• **TASK DETAILS**: Gather every line below where "text" appears.

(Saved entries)
+ + + + + + +

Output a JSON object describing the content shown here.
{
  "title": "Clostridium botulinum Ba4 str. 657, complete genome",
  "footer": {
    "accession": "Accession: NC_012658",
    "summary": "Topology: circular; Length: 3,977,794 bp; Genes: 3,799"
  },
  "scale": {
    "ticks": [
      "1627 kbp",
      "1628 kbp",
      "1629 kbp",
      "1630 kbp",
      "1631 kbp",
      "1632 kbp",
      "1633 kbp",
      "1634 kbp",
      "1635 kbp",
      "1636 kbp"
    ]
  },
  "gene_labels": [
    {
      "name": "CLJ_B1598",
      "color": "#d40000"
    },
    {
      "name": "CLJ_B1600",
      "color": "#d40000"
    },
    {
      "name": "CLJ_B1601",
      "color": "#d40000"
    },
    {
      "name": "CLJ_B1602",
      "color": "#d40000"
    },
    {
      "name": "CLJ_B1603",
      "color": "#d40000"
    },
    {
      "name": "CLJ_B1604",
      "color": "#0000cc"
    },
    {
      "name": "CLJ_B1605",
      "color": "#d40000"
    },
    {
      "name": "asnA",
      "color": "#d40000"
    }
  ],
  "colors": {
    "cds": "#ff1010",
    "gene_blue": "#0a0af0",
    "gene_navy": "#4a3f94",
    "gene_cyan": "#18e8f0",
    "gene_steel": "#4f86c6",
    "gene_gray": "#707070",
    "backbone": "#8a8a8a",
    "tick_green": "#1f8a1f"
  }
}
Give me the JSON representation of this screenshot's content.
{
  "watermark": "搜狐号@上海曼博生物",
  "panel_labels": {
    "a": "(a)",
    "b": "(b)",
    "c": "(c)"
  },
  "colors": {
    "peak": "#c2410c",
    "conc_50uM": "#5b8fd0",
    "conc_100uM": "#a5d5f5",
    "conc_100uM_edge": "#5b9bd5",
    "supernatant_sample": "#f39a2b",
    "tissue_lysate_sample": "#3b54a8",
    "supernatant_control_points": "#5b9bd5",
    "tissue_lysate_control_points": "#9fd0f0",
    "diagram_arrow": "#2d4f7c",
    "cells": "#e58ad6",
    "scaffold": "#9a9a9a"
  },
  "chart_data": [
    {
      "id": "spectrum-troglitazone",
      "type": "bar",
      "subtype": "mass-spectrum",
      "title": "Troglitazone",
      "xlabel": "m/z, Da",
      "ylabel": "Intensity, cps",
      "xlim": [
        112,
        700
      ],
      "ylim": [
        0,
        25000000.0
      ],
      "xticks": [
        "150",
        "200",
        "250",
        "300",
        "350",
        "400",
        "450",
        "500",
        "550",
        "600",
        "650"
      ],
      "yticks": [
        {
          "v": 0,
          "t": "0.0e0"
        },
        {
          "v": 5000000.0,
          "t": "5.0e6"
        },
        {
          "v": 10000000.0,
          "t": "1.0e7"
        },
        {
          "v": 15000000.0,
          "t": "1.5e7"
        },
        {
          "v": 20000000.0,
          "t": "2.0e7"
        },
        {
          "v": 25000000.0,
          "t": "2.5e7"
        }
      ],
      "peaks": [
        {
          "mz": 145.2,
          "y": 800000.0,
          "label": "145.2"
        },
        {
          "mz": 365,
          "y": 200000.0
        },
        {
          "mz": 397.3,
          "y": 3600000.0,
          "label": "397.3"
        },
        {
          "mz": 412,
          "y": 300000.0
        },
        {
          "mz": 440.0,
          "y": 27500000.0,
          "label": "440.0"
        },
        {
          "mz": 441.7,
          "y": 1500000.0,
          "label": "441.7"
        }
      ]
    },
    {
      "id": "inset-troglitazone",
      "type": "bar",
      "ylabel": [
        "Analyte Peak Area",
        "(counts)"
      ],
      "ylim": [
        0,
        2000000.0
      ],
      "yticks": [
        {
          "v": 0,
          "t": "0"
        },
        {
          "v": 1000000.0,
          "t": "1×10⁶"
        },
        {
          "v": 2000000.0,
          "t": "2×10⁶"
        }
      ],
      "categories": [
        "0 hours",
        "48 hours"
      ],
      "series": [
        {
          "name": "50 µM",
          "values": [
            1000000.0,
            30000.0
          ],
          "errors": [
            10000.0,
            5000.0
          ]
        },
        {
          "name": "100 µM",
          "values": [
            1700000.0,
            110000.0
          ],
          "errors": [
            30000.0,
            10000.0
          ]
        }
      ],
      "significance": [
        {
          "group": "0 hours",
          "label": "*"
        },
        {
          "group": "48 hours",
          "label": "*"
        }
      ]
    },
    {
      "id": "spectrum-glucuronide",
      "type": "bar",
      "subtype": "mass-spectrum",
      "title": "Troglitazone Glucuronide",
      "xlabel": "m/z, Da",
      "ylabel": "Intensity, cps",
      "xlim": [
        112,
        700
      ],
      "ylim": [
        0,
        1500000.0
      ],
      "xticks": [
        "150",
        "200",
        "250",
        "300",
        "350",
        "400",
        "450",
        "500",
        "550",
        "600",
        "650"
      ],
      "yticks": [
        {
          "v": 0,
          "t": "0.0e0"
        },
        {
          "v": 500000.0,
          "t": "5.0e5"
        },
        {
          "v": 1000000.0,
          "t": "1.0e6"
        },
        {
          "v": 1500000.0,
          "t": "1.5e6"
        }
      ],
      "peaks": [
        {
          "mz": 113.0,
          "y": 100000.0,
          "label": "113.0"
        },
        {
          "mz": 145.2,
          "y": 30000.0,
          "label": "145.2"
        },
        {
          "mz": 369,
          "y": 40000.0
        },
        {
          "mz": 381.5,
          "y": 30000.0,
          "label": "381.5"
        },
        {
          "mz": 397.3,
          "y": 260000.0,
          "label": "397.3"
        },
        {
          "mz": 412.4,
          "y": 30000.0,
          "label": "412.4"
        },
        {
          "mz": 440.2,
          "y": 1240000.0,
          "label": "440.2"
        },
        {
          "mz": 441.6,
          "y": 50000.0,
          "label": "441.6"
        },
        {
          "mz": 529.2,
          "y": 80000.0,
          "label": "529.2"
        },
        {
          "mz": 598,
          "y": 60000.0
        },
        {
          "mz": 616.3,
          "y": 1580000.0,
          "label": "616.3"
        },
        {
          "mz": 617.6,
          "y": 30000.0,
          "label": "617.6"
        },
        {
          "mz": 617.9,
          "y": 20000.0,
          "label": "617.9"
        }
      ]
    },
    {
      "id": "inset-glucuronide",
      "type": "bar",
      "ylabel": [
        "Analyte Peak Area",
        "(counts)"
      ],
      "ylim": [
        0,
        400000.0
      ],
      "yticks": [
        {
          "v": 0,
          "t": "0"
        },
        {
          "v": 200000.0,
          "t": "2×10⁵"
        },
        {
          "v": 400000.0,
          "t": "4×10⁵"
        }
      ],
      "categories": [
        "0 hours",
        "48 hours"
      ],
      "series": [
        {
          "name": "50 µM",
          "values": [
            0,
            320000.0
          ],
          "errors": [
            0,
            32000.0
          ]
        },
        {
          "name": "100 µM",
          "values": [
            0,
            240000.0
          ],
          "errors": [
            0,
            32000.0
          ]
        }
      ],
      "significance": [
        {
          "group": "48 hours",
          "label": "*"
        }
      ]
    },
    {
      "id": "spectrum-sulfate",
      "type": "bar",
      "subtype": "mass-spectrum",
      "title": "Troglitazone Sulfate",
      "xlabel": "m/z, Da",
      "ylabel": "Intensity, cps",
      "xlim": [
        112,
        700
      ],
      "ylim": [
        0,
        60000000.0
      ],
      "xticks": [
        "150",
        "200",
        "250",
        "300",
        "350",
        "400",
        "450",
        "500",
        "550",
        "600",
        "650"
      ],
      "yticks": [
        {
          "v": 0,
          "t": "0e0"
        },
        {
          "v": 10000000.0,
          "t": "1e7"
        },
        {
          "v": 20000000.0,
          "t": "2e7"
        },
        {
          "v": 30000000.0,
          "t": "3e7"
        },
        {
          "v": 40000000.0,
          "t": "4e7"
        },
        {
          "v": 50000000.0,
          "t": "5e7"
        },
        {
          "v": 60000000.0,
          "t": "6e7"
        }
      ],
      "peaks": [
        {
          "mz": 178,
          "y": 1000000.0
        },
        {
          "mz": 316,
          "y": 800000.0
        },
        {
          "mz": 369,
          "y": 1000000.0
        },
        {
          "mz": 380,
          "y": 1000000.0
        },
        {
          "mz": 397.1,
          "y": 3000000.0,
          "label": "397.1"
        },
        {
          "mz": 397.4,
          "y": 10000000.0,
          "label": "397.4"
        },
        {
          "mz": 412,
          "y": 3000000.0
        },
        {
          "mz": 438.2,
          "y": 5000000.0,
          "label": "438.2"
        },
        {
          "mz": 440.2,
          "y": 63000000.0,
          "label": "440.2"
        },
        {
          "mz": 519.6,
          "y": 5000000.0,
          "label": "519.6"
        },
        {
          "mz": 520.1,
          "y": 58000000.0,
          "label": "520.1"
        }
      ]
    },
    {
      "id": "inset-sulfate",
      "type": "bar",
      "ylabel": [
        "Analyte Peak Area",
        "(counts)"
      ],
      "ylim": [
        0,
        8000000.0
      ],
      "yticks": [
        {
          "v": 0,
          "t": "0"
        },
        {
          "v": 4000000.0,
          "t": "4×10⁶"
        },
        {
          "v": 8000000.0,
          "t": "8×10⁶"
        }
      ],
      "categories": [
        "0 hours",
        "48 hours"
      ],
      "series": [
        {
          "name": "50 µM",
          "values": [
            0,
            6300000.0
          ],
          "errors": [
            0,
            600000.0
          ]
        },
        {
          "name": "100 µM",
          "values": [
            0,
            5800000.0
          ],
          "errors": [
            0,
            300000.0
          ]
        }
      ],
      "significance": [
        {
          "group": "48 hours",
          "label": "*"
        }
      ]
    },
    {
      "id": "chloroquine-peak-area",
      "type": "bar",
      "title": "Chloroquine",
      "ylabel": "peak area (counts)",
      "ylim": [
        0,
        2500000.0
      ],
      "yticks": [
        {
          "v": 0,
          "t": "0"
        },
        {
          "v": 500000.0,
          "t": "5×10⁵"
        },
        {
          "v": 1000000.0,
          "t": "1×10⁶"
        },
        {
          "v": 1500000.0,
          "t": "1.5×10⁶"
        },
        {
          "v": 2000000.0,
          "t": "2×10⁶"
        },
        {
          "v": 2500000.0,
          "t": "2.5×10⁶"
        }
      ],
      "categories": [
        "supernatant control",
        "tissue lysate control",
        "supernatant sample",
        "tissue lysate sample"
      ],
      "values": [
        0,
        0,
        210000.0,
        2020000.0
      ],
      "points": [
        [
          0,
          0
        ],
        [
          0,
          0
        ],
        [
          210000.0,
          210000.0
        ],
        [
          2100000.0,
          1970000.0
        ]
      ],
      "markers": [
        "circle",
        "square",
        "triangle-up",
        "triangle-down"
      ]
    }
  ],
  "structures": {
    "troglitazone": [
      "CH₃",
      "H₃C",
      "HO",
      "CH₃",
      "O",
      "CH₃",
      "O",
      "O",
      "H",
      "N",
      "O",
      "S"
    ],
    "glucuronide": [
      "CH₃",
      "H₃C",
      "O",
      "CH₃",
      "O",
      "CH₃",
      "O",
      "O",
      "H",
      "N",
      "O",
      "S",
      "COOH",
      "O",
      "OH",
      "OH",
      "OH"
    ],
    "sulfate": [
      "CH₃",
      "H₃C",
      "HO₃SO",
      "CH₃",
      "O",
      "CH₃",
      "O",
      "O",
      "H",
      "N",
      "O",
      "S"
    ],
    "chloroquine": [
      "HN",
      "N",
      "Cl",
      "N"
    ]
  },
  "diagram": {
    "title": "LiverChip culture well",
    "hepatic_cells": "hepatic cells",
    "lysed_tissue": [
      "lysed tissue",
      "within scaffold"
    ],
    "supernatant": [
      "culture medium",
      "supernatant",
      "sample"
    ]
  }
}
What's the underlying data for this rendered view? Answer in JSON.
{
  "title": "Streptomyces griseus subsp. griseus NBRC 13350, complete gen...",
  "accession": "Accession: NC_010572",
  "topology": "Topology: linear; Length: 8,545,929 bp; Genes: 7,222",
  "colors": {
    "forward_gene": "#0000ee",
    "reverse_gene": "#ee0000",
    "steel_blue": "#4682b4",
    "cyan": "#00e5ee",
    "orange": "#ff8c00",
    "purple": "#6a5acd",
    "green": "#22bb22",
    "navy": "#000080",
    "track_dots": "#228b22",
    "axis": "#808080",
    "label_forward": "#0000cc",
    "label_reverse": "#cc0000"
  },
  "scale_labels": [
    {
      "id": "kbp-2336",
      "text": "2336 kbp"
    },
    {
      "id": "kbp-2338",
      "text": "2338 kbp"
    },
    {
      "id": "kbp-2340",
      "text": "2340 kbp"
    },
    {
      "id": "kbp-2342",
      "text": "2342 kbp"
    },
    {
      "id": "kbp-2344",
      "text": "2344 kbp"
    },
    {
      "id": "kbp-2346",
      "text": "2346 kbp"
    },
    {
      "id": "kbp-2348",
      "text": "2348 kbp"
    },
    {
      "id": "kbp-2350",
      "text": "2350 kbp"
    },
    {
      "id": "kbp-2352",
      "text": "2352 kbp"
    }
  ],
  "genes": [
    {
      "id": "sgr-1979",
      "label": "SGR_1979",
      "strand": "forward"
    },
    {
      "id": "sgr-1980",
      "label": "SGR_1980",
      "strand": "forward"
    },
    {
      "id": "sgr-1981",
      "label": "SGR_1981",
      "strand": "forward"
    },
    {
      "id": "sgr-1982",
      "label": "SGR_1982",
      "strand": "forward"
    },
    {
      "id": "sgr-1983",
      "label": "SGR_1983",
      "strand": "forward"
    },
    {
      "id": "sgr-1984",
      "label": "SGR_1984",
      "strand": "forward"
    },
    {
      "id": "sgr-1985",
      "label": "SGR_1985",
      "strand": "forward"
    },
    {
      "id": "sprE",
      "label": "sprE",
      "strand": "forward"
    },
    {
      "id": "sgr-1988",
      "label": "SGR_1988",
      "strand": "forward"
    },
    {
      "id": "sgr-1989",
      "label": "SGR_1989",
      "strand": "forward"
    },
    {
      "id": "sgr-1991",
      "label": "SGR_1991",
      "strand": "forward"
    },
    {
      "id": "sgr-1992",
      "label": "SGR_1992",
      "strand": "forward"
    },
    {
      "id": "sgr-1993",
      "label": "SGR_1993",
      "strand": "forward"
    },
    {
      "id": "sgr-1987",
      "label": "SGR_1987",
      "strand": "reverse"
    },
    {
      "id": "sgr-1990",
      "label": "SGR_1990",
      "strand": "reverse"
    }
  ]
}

+ + + + + + +

• **TASK ANSWER**:
      "text": "2336 kbp"
      "text": "2338 kbp"
      "text": "2340 kbp"
      "text": "2342 kbp"
      "text": "2344 kbp"
      "text": "2346 kbp"
      "text": "2348 kbp"
      "text": "2350 kbp"
      "text": "2352 kbp"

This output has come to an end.